EXERCISE DESCRIPTION
Repeat the whole listing below, word for word.

####

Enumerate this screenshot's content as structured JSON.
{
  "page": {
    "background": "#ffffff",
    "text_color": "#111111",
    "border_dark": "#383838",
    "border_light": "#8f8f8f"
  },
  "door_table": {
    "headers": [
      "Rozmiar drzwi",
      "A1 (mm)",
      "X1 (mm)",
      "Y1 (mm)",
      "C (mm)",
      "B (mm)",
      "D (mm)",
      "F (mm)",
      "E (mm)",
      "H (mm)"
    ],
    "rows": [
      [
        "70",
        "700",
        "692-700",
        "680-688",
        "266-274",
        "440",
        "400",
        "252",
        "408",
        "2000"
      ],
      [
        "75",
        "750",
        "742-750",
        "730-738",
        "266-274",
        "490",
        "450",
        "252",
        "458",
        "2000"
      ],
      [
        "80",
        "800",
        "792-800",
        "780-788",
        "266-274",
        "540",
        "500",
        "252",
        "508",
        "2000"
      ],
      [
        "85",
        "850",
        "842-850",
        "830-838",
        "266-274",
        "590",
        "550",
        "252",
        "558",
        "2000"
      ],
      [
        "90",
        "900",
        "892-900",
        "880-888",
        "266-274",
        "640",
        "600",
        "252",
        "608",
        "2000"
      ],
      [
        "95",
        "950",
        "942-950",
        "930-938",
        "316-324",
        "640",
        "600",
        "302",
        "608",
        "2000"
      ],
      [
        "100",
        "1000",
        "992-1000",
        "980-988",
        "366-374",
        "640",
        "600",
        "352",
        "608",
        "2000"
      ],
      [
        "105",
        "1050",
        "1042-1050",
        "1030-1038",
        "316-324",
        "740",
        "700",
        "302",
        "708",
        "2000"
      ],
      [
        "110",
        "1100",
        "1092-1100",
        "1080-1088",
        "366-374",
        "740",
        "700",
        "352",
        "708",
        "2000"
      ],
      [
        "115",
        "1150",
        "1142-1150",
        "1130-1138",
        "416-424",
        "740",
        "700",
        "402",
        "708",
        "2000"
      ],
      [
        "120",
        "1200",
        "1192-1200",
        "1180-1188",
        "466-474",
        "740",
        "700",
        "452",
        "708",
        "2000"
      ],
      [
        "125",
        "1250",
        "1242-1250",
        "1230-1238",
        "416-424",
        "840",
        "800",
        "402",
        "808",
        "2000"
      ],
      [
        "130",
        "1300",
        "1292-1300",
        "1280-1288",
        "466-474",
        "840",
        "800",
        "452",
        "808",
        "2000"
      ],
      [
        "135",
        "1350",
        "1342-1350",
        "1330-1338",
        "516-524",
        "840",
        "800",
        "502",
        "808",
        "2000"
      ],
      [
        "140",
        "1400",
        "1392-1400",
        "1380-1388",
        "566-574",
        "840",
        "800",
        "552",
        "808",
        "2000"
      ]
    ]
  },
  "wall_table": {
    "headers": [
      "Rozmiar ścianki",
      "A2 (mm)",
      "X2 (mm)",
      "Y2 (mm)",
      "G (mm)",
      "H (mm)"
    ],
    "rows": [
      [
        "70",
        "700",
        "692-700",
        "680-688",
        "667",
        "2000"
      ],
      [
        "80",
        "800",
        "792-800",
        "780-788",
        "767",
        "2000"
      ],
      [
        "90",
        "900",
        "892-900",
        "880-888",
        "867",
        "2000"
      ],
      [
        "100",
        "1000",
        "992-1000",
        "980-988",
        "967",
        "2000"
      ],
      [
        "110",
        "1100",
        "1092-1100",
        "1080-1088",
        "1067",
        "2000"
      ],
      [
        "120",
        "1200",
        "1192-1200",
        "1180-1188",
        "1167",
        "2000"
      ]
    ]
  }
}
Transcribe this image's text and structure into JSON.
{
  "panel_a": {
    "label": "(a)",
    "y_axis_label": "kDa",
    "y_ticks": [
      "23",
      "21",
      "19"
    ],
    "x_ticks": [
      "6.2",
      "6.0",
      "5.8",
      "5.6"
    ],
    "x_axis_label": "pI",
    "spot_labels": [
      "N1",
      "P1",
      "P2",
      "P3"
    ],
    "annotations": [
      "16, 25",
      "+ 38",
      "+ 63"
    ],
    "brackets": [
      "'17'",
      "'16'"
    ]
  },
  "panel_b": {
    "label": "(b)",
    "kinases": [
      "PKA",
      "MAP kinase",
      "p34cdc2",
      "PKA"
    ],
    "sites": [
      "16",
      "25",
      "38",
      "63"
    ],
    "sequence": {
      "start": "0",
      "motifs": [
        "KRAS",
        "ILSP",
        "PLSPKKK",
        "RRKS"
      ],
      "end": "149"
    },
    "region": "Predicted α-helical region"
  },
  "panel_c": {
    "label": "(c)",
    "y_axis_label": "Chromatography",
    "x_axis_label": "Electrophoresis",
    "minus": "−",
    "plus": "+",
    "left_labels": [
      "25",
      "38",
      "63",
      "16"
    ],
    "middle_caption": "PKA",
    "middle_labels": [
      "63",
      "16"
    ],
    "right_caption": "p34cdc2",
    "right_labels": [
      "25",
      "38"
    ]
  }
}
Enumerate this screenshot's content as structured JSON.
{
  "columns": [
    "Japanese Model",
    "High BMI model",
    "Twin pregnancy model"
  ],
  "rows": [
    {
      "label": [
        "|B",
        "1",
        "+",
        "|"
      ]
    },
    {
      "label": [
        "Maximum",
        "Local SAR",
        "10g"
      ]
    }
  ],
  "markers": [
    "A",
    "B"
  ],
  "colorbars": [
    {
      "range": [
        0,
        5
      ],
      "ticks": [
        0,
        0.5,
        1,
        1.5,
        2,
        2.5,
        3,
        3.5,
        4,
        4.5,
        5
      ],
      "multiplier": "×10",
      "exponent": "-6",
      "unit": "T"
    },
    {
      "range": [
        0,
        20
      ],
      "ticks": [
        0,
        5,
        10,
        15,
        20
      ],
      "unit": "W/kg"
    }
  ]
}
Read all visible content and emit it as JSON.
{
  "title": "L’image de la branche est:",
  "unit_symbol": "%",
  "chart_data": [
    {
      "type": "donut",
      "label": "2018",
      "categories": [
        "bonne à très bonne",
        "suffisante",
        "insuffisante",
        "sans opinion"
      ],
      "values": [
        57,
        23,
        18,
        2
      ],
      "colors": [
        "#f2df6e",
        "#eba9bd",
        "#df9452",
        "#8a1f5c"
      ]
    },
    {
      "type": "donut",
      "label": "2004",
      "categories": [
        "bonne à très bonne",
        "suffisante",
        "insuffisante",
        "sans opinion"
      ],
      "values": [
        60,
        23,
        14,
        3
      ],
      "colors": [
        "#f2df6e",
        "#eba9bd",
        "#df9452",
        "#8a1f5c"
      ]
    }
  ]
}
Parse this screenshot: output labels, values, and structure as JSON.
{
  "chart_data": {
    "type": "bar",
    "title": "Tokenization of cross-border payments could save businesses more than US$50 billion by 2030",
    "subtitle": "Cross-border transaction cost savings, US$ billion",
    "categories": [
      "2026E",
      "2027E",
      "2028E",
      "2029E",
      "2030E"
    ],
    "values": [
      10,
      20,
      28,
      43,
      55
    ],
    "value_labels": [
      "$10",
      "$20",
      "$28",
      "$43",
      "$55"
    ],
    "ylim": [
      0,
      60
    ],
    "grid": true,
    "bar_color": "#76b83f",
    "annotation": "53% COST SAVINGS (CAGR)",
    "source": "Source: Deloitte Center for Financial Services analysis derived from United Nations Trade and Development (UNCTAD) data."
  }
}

####

FINISHED TASK
Enumerate this screenshot's content as structured JSON.
{
  "page": {
    "background": "#ffffff",
    "text_color": "#111111",
    "border_dark": "#383838",
    "border_light": "#8f8f8f"
  },
  "door_table": {
    "headers": [
      "Rozmiar drzwi",
      "A1 (mm)",
      "X1 (mm)",
      "Y1 (mm)",
      "C (mm)",
      "B (mm)",
      "D (mm)",
      "F (mm)",
      "E (mm)",
      "H (mm)"
    ],
    "rows": [
      [
        "70",
        "700",
        "692-700",
        "680-688",
        "266-274",
        "440",
        "400",
        "252",
        "408",
        "2000"
      ],
      [
        "75",
        "750",
        "742-750",
        "730-738",
        "266-274",
        "490",
        "450",
        "252",
        "458",
        "2000"
      ],
      [
        "80",
        "800",
        "792-800",
        "780-788",
        "266-274",
        "540",
        "500",
        "252",
        "508",
        "2000"
      ],
      [
        "85",
        "850",
        "842-850",
        "830-838",
        "266-274",
        "590",
        "550",
        "252",
        "558",
        "2000"
      ],
      [
        "90",
        "900",
        "892-900",
        "880-888",
        "266-274",
        "640",
        "600",
        "252",
        "608",
        "2000"
      ],
      [
        "95",
        "950",
        "942-950",
        "930-938",
        "316-324",
        "640",
        "600",
        "302",
        "608",
        "2000"
      ],
      [
        "100",
        "1000",
        "992-1000",
        "980-988",
        "366-374",
        "640",
        "600",
        "352",
        "608",
        "2000"
      ],
      [
        "105",
        "1050",
        "1042-1050",
        "1030-1038",
        "316-324",
        "740",
        "700",
        "302",
        "708",
        "2000"
      ],
      [
        "110",
        "1100",
        "1092-1100",
        "1080-1088",
        "366-374",
        "740",
        "700",
        "352",
        "708",
        "2000"
      ],
      [
        "115",
        "1150",
        "1142-1150",
        "1130-1138",
        "416-424",
        "740",
        "700",
        "402",
        "708",
        "2000"
      ],
      [
        "120",
        "1200",
        "1192-1200",
        "1180-1188",
        "466-474",
        "740",
        "700",
        "452",
        "708",
        "2000"
      ],
      [
        "125",
        "1250",
        "1242-1250",
        "1230-1238",
        "416-424",
        "840",
        "800",
        "402",
        "808",
        "2000"
      ],
      [
        "130",
        "1300",
        "1292-1300",
        "1280-1288",
        "466-474",
        "840",
        "800",
        "452",
        "808",
        "2000"
      ],
      [
        "135",
        "1350",
        "1342-1350",
        "1330-1338",
        "516-524",
        "840",
        "800",
        "502",
        "808",
        "2000"
      ],
      [
        "140",
        "1400",
        "1392-1400",
        "1380-1388",
        "566-574",
        "840",
        "800",
        "552",
        "808",
        "2000"
      ]
    ]
  },
  "wall_table": {
    "headers": [
      "Rozmiar ścianki",
      "A2 (mm)",
      "X2 (mm)",
      "Y2 (mm)",
      "G (mm)",
      "H (mm)"
    ],
    "rows": [
      [
        "70",
        "700",
        "692-700",
        "680-688",
        "667",
        "2000"
      ],
      [
        "80",
        "800",
        "792-800",
        "780-788",
        "767",
        "2000"
      ],
      [
        "90",
        "900",
        "892-900",
        "880-888",
        "867",
        "2000"
      ],
      [
        "100",
        "1000",
        "992-1000",
        "980-988",
        "967",
        "2000"
      ],
      [
        "110",
        "1100",
        "1092-1100",
        "1080-1088",
        "1067",
        "2000"
      ],
      [
        "120",
        "1200",
        "1192-1200",
        "1180-1188",
        "1167",
        "2000"
      ]
    ]
  }
}
Transcribe this image's text and structure into JSON.
{
  "panel_a": {
    "label": "(a)",
    "y_axis_label": "kDa",
    "y_ticks": [
      "23",
      "21",
      "19"
    ],
    "x_ticks": [
      "6.2",
      "6.0",
      "5.8",
      "5.6"
    ],
    "x_axis_label": "pI",
    "spot_labels": [
      "N1",
      "P1",
      "P2",
      "P3"
    ],
    "annotations": [
      "16, 25",
      "+ 38",
      "+ 63"
    ],
    "brackets": [
      "'17'",
      "'16'"
    ]
  },
  "panel_b": {
    "label": "(b)",
    "kinases": [
      "PKA",
      "MAP kinase",
      "p34cdc2",
      "PKA"
    ],
    "sites": [
      "16",
      "25",
      "38",
      "63"
    ],
    "sequence": {
      "start": "0",
      "motifs": [
        "KRAS",
        "ILSP",
        "PLSPKKK",
        "RRKS"
      ],
      "end": "149"
    },
    "region": "Predicted α-helical region"
  },
  "panel_c": {
    "label": "(c)",
    "y_axis_label": "Chromatography",
    "x_axis_label": "Electrophoresis",
    "minus": "−",
    "plus": "+",
    "left_labels": [
      "25",
      "38",
      "63",
      "16"
    ],
    "middle_caption": "PKA",
    "middle_labels": [
      "63",
      "16"
    ],
    "right_caption": "p34cdc2",
    "right_labels": [
      "25",
      "38"
    ]
  }
}
Enumerate this screenshot's content as structured JSON.
{
  "columns": [
    "Japanese Model",
    "High BMI model",
    "Twin pregnancy model"
  ],
  "rows": [
    {
      "label": [
        "|B",
        "1",
        "+",
        "|"
      ]
    },
    {
      "label": [
        "Maximum",
        "Local SAR",
        "10g"
      ]
    }
  ],
  "markers": [
    "A",
    "B"
  ],
  "colorbars": [
    {
      "range": [
        0,
        5
      ],
      "ticks": [
        0,
        0.5,
        1,
        1.5,
        2,
        2.5,
        3,
        3.5,
        4,
        4.5,
        5
      ],
      "multiplier": "×10",
      "exponent": "-6",
      "unit": "T"
    },
    {
      "range": [
        0,
        20
      ],
      "ticks": [
        0,
        5,
        10,
        15,
        20
      ],
      "unit": "W/kg"
    }
  ]
}
Read all visible content and emit it as JSON.
{
  "title": "L’image de la branche est:",
  "unit_symbol": "%",
  "chart_data": [
    {
      "type": "donut",
      "label": "2018",
      "categories": [
        "bonne à très bonne",
        "suffisante",
        "insuffisante",
        "sans opinion"
      ],
      "values": [
        57,
        23,
        18,
        2
      ],
      "colors": [
        "#f2df6e",
        "#eba9bd",
        "#df9452",
        "#8a1f5c"
      ]
    },
    {
      "type": "donut",
      "label": "2004",
      "categories": [
        "bonne à très bonne",
        "suffisante",
        "insuffisante",
        "sans opinion"
      ],
      "values": [
        60,
        23,
        14,
        3
      ],
      "colors": [
        "#f2df6e",
        "#eba9bd",
        "#df9452",
        "#8a1f5c"
      ]
    }
  ]
}
Parse this screenshot: output labels, values, and structure as JSON.
{
  "chart_data": {
    "type": "bar",
    "title": "Tokenization of cross-border payments could save businesses more than US$50 billion by 2030",
    "subtitle": "Cross-border transaction cost savings, US$ billion",
    "categories": [
      "2026E",
      "2027E",
      "2028E",
      "2029E",
      "2030E"
    ],
    "values": [
      10,
      20,
      28,
      43,
      55
    ],
    "value_labels": [
      "$10",
      "$20",
      "$28",
      "$43",
      "$55"
    ],
    "ylim": [
      0,
      60
    ],
    "grid": true,
    "bar_color": "#76b83f",
    "annotation": "53% COST SAVINGS (CAGR)",
    "source": "Source: Deloitte Center for Financial Services analysis derived from United Nations Trade and Development (UNCTAD) data."
  }
}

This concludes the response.